### What the exercise asks
Copy every one of the rows below verbatim, line by line, adding and omitting nothing.

- - - - -

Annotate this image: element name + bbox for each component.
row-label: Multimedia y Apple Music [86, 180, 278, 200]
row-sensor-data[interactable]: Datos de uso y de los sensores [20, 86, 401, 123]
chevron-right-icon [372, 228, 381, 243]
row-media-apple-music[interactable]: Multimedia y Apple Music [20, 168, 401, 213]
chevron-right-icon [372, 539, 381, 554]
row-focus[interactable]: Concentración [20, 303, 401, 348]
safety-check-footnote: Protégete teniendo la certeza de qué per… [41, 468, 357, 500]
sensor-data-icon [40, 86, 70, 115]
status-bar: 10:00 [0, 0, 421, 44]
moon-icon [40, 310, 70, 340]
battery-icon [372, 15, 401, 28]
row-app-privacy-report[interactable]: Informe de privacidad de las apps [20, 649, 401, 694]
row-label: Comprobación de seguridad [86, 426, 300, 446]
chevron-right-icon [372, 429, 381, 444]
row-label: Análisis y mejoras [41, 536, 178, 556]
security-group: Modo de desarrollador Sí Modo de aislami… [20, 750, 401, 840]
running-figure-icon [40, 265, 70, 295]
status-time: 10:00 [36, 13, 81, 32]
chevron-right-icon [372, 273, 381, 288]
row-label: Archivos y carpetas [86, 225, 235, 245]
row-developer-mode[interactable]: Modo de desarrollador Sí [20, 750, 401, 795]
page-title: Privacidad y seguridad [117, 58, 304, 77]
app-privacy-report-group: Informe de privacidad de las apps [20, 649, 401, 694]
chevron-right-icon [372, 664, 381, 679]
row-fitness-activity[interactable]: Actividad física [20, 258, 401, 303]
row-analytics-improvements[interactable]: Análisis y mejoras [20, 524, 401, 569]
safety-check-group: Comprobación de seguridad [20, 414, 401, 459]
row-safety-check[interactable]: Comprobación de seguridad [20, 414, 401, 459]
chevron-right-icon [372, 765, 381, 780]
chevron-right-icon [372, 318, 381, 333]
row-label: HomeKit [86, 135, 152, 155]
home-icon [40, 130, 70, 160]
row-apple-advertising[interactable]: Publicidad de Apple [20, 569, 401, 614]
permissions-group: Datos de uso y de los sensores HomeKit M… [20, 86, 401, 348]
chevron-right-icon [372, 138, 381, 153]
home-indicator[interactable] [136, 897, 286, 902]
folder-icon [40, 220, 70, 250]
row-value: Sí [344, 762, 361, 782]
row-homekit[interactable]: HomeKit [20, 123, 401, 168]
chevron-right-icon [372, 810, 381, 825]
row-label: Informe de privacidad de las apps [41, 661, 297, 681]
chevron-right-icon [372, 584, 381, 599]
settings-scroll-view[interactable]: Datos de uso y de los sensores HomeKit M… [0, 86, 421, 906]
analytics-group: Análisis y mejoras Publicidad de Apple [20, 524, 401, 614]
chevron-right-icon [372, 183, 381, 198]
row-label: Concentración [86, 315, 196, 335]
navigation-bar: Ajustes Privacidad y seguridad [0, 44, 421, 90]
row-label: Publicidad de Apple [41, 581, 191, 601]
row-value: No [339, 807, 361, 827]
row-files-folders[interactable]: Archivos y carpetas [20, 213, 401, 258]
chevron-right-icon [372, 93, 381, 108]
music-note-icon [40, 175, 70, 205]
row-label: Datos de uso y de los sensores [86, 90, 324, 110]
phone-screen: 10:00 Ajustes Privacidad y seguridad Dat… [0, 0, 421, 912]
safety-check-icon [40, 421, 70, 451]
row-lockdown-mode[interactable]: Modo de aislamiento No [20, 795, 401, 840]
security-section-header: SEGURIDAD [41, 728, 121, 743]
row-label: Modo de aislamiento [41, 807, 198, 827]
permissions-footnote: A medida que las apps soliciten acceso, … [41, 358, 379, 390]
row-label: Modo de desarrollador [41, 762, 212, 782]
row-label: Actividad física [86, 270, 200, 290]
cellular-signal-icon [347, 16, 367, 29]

- - - - -

### Result of this task
Annotate this image: element name + bbox for each component.
row-label: Multimedia y Apple Music [86, 180, 278, 200]
row-sensor-data[interactable]: Datos de uso y de los sensores [20, 86, 401, 123]
chevron-right-icon [372, 228, 381, 243]
row-media-apple-music[interactable]: Multimedia y Apple Music [20, 168, 401, 213]
chevron-right-icon [372, 539, 381, 554]
row-focus[interactable]: Concentración [20, 303, 401, 348]
safety-check-footnote: Protégete teniendo la certeza de qué per… [41, 468, 357, 500]
sensor-data-icon [40, 86, 70, 115]
status-bar: 10:00 [0, 0, 421, 44]
moon-icon [40, 310, 70, 340]
battery-icon [372, 15, 401, 28]
row-app-privacy-report[interactable]: Informe de privacidad de las apps [20, 649, 401, 694]
row-label: Comprobación de seguridad [86, 426, 300, 446]
chevron-right-icon [372, 429, 381, 444]
row-label: Análisis y mejoras [41, 536, 178, 556]
security-group: Modo de desarrollador Sí Modo de aislami… [20, 750, 401, 840]
running-figure-icon [40, 265, 70, 295]
status-time: 10:00 [36, 13, 81, 32]
chevron-right-icon [372, 273, 381, 288]
row-label: Archivos y carpetas [86, 225, 235, 245]
row-developer-mode[interactable]: Modo de desarrollador Sí [20, 750, 401, 795]
page-title: Privacidad y seguridad [117, 58, 304, 77]
app-privacy-report-group: Informe de privacidad de las apps [20, 649, 401, 694]
chevron-right-icon [372, 664, 381, 679]
row-fitness-activity[interactable]: Actividad física [20, 258, 401, 303]
row-analytics-improvements[interactable]: Análisis y mejoras [20, 524, 401, 569]
safety-check-group: Comprobación de seguridad [20, 414, 401, 459]
row-safety-check[interactable]: Comprobación de seguridad [20, 414, 401, 459]
chevron-right-icon [372, 765, 381, 780]
chevron-right-icon [372, 318, 381, 333]
row-label: HomeKit [86, 135, 152, 155]
home-icon [40, 130, 70, 160]
row-apple-advertising[interactable]: Publicidad de Apple [20, 569, 401, 614]
permissions-group: Datos de uso y de los sensores HomeKit M… [20, 86, 401, 348]
chevron-right-icon [372, 138, 381, 153]
home-indicator[interactable] [136, 897, 286, 902]
folder-icon [40, 220, 70, 250]
row-value: Sí [344, 762, 361, 782]
row-homekit[interactable]: HomeKit [20, 123, 401, 168]
chevron-right-icon [372, 810, 381, 825]
row-label: Informe de privacidad de las apps [41, 661, 297, 681]
chevron-right-icon [372, 584, 381, 599]
settings-scroll-view[interactable]: Datos de uso y de los sensores HomeKit M… [0, 86, 421, 906]
analytics-group: Análisis y mejoras Publicidad de Apple [20, 524, 401, 614]
chevron-right-icon [372, 183, 381, 198]
row-label: Concentración [86, 315, 196, 335]
navigation-bar: Ajustes Privacidad y seguridad [0, 44, 421, 90]
row-label: Publicidad de Apple [41, 581, 191, 601]
row-value: No [339, 807, 361, 827]
row-files-folders[interactable]: Archivos y carpetas [20, 213, 401, 258]
chevron-right-icon [372, 93, 381, 108]
music-note-icon [40, 175, 70, 205]
row-label: Datos de uso y de los sensores [86, 90, 324, 110]
phone-screen: 10:00 Ajustes Privacidad y seguridad Dat… [0, 0, 421, 912]
safety-check-icon [40, 421, 70, 451]
row-lockdown-mode[interactable]: Modo de aislamiento No [20, 795, 401, 840]
security-section-header: SEGURIDAD [41, 728, 121, 743]
row-label: Modo de aislamiento [41, 807, 198, 827]
permissions-footnote: A medida que las apps soliciten acceso, … [41, 358, 379, 390]
row-label: Modo de desarrollador [41, 762, 212, 782]
row-label: Actividad física [86, 270, 200, 290]
cellular-signal-icon [347, 16, 367, 29]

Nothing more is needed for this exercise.